**SET TASK:** Search the data for the word "color" and copy every line that contains it.

[Items from a dataset]
------------------------------------------------

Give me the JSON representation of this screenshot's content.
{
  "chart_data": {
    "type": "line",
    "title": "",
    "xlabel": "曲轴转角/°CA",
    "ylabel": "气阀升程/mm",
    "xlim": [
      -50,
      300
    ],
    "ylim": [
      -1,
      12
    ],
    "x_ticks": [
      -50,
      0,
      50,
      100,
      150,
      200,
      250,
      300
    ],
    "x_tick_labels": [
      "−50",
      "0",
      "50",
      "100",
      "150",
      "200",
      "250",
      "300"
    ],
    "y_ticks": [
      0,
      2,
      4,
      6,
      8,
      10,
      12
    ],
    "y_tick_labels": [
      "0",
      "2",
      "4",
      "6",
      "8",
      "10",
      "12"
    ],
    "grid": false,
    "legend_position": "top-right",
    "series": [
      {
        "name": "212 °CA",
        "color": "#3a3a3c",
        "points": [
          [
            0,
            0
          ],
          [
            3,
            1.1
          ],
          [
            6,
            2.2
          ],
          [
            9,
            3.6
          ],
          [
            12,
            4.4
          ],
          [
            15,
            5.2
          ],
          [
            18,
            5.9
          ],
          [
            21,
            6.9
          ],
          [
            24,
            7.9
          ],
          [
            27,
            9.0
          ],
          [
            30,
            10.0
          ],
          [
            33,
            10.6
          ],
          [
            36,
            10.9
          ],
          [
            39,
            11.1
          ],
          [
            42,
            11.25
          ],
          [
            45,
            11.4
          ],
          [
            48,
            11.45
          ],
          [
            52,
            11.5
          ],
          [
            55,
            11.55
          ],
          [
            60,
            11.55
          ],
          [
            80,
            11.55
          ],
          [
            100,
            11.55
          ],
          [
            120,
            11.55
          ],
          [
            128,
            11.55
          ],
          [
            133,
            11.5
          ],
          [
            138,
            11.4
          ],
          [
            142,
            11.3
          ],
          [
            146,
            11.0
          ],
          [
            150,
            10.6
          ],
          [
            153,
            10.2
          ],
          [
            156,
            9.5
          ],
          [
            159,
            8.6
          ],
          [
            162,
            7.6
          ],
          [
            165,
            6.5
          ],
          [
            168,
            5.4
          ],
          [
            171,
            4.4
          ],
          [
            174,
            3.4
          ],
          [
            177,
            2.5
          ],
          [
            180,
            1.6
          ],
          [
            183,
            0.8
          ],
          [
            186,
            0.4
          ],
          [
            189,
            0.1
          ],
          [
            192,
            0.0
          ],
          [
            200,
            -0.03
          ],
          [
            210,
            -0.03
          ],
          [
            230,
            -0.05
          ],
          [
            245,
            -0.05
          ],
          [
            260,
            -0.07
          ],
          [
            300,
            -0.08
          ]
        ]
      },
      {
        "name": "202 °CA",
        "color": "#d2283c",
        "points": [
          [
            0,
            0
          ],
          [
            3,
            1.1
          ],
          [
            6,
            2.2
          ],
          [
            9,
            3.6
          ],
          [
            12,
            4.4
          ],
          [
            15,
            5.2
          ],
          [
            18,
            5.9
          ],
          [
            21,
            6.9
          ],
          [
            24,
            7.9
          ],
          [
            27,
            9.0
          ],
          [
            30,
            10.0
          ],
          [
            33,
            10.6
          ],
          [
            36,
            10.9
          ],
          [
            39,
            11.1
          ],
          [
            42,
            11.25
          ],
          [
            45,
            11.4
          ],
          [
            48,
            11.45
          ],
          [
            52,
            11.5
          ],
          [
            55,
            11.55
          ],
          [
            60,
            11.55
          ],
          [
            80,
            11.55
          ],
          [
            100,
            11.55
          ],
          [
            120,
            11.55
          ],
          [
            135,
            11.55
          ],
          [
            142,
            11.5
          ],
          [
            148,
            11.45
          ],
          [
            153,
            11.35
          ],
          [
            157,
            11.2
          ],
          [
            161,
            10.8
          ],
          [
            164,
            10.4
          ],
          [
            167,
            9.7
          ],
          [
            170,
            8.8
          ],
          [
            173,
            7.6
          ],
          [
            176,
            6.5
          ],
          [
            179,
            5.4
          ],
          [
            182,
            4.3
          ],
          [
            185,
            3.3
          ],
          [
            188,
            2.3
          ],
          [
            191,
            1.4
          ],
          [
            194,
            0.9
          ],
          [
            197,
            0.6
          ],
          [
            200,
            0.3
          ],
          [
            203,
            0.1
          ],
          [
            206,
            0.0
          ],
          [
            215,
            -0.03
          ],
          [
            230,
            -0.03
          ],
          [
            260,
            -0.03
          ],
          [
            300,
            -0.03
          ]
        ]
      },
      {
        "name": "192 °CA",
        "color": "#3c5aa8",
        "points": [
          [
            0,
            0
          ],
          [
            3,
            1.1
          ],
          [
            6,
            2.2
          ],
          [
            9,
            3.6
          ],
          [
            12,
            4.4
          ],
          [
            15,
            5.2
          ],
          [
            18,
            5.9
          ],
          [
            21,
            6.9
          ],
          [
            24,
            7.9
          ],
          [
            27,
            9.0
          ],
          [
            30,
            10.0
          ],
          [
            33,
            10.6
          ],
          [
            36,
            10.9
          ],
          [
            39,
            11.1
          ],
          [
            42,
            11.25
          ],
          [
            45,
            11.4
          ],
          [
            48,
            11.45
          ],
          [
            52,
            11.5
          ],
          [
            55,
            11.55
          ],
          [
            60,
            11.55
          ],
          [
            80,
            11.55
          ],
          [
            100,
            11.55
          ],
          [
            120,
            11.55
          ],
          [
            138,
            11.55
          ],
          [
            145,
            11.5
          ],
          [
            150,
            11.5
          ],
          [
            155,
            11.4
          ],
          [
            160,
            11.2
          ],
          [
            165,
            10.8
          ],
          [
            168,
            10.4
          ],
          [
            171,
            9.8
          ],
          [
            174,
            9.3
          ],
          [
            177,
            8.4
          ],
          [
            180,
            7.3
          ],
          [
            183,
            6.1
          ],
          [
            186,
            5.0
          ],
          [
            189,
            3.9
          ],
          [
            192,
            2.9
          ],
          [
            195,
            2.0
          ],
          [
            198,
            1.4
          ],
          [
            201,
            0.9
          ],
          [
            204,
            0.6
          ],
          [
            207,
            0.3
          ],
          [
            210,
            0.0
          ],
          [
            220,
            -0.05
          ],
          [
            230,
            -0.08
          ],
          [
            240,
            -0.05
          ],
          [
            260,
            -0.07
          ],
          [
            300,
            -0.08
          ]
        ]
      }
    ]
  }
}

------------------------------------------------

**ANSWER TO THE EXERCISE:**
        "color": "#3a3a3c",
        "color": "#d2283c",
        "color": "#3c5aa8",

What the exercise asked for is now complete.